- **What you will do**:
Below are the records; copy each line in them that holds the word "marker".
[begin Recorded data]
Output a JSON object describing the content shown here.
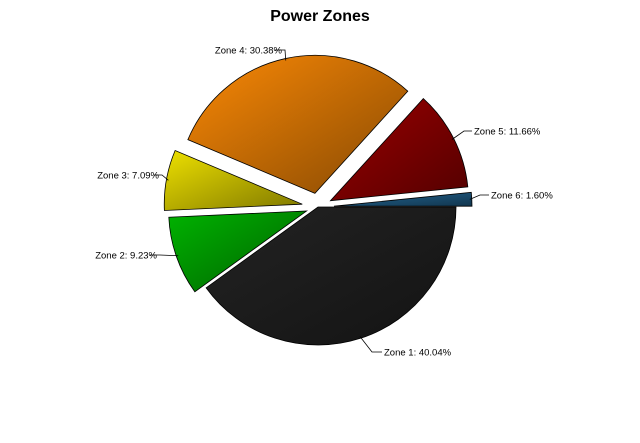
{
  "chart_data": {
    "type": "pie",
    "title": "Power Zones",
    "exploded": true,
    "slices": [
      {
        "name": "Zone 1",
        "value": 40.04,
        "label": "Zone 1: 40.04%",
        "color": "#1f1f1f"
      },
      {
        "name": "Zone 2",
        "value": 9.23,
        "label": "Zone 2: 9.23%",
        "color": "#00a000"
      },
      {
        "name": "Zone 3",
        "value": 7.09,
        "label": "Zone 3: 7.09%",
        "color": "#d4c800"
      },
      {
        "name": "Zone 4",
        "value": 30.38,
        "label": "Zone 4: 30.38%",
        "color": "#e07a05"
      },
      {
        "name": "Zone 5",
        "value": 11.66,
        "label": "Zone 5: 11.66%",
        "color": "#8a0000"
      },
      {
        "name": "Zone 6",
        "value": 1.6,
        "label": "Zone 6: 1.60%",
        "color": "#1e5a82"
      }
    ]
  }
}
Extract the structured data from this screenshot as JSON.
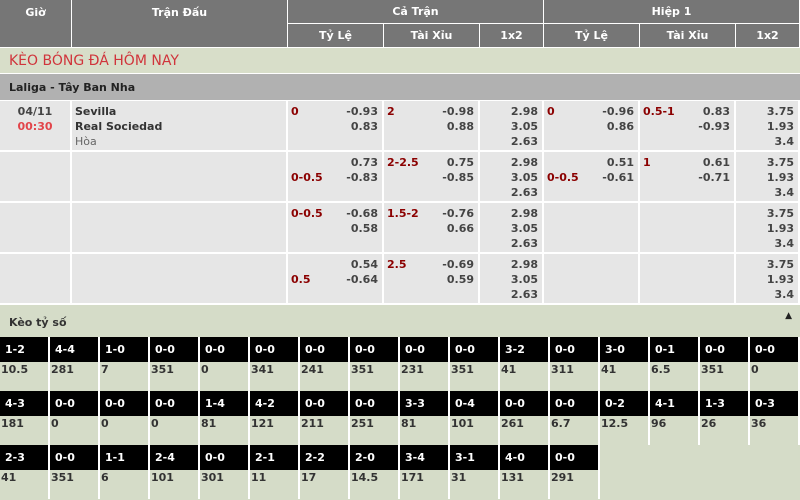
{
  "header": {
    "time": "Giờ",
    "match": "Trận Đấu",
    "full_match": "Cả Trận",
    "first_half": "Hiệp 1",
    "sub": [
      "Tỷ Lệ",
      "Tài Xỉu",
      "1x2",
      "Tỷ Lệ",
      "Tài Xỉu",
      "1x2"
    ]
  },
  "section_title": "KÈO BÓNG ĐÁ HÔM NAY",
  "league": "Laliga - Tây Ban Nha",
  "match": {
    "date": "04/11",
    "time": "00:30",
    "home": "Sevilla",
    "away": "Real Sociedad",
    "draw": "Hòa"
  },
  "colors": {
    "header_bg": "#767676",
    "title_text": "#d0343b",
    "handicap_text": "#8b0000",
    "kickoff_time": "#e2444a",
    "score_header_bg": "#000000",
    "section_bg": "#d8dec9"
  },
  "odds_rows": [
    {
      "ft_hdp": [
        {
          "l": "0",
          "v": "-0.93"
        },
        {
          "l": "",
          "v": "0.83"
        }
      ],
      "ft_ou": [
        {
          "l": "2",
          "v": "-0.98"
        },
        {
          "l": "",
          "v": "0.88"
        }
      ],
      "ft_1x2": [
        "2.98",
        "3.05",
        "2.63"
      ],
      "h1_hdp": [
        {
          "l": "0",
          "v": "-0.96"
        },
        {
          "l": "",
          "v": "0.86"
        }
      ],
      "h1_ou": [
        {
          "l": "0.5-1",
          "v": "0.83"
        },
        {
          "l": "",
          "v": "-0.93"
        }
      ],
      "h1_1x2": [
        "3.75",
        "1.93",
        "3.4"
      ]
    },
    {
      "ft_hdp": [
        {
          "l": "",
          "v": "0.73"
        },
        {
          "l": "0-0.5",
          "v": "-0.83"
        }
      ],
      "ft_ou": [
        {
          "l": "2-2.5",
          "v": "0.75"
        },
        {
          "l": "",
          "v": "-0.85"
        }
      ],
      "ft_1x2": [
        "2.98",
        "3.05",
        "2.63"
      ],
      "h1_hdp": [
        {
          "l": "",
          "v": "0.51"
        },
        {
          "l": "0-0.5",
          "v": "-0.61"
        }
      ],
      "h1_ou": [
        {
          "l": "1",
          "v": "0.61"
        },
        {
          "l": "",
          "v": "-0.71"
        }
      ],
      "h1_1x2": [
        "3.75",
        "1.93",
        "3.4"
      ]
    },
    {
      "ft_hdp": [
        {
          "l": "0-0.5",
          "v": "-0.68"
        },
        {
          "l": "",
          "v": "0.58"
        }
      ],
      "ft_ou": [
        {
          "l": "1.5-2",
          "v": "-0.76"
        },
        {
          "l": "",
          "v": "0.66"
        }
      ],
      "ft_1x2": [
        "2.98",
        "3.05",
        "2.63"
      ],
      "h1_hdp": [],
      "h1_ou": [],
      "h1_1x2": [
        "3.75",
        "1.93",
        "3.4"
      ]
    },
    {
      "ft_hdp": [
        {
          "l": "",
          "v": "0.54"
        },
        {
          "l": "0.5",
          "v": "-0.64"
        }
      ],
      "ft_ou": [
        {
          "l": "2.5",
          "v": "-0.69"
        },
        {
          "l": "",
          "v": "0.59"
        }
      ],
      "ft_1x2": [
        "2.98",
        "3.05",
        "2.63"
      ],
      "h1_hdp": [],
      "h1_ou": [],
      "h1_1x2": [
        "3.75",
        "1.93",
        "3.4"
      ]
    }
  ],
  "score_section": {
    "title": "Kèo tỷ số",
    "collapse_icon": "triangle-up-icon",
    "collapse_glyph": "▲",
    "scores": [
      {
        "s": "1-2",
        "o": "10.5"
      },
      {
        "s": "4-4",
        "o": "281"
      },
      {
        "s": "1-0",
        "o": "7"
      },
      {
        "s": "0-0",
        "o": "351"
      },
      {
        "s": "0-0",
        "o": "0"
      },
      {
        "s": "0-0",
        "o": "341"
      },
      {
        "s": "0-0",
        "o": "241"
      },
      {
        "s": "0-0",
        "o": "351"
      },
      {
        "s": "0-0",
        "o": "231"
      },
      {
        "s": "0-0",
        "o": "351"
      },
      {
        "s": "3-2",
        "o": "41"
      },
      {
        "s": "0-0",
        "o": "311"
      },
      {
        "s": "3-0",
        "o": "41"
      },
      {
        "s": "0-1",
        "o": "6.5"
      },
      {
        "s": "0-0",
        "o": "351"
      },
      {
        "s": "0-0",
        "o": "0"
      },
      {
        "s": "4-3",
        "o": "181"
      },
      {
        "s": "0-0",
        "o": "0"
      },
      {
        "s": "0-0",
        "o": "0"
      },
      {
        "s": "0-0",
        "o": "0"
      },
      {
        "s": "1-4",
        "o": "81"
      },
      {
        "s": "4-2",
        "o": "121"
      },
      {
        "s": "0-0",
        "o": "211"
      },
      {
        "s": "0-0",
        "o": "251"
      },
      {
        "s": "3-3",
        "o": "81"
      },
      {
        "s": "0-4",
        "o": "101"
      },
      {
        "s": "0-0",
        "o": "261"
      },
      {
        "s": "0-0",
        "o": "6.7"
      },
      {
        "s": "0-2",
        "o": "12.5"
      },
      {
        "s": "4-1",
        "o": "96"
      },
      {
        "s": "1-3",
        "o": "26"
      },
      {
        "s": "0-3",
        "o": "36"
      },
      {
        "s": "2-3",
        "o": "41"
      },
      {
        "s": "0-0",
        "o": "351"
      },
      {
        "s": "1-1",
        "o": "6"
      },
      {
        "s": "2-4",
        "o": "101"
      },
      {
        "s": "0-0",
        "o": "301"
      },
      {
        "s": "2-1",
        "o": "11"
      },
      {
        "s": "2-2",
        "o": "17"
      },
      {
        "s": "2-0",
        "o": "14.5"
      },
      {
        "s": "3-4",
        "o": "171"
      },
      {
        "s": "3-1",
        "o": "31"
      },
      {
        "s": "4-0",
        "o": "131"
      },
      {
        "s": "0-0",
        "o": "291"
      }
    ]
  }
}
[end Recorded data]
[begin Recorded data]
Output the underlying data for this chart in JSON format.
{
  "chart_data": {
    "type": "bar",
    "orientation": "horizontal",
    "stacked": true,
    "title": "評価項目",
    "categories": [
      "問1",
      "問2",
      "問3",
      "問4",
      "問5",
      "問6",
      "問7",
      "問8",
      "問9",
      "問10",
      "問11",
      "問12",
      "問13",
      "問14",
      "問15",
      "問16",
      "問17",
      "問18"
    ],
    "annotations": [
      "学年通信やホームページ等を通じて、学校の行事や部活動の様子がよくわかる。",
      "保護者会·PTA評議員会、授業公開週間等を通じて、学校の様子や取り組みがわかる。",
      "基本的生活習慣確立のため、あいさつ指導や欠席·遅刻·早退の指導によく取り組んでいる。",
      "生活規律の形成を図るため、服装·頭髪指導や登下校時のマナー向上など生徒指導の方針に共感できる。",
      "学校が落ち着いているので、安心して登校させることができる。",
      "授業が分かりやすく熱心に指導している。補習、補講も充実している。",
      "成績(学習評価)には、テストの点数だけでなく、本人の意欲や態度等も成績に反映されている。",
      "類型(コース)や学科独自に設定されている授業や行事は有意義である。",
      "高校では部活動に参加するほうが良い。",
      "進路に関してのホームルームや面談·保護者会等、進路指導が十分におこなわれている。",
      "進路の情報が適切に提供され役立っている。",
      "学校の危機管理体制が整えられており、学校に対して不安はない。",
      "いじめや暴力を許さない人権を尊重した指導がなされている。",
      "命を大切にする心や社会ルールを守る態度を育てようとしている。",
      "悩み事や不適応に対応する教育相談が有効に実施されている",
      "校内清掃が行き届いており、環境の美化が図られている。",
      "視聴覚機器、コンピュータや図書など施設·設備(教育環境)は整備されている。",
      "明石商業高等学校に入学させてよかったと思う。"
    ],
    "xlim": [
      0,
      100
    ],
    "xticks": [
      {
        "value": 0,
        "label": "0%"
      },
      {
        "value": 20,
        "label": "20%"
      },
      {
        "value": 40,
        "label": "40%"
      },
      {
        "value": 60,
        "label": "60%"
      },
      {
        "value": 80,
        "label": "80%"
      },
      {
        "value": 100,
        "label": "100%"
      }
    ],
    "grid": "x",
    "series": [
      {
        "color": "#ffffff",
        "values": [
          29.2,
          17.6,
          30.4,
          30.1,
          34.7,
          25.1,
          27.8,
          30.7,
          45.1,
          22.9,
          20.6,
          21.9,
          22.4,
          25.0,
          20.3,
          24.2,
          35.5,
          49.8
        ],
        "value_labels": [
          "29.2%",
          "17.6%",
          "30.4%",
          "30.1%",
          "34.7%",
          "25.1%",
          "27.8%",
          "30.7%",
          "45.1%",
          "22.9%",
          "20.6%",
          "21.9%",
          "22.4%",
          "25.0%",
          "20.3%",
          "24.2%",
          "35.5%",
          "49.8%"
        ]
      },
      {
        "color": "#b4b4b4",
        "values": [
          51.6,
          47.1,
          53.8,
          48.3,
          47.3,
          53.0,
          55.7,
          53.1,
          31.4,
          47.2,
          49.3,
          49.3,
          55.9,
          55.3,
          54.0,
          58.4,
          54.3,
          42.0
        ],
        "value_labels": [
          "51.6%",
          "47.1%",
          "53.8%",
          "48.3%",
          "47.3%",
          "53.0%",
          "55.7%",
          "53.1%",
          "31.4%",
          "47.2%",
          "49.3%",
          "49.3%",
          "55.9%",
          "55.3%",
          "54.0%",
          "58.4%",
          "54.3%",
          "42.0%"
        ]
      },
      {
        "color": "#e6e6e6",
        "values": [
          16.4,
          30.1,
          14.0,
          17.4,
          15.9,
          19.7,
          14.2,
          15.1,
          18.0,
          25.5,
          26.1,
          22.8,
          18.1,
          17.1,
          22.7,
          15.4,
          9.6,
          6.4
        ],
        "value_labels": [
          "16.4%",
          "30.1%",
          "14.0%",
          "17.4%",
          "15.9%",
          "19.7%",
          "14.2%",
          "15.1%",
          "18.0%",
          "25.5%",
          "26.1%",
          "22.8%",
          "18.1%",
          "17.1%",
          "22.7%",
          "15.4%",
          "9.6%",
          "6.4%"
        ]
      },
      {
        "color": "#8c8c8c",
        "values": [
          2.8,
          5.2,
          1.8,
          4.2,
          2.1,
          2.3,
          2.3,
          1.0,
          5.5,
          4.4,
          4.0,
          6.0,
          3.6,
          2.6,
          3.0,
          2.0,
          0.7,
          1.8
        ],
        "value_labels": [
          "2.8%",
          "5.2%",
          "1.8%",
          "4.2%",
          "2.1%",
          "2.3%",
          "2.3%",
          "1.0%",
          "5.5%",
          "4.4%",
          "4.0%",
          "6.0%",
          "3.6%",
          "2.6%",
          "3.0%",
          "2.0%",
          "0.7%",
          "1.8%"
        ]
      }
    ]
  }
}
[end Recorded data]
[begin Recorded data]
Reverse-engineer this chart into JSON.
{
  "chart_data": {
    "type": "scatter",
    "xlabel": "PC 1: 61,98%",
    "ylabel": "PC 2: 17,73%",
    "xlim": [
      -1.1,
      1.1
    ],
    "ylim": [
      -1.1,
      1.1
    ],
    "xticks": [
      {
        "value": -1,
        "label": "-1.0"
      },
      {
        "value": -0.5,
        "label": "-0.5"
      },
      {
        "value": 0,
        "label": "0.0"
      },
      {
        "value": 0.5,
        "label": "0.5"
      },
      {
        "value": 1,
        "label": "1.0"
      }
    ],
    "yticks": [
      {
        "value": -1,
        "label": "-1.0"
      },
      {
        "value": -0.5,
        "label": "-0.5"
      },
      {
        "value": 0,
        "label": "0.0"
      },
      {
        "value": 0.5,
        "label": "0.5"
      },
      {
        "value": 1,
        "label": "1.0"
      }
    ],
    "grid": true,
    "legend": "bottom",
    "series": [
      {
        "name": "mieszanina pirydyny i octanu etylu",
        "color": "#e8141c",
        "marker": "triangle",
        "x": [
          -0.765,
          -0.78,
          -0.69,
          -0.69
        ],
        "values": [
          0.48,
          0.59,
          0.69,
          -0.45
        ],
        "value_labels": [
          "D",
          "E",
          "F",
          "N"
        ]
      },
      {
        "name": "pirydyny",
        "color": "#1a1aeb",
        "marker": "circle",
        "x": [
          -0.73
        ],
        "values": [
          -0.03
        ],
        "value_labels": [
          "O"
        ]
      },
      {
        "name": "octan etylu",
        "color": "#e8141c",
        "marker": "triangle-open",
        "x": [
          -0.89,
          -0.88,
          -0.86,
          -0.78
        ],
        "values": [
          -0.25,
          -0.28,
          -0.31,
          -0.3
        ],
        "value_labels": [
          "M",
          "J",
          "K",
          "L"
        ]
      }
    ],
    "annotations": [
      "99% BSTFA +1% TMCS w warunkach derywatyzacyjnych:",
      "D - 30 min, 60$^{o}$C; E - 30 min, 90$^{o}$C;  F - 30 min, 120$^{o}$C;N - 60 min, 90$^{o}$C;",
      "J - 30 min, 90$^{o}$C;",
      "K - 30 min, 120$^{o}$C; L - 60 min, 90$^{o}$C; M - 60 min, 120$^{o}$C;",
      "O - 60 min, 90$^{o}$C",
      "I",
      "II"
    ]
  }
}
[end Recorded data]
- **Answer to this problem**:
        "marker": "triangle",
        "marker": "circle",
        "marker": "triangle-open",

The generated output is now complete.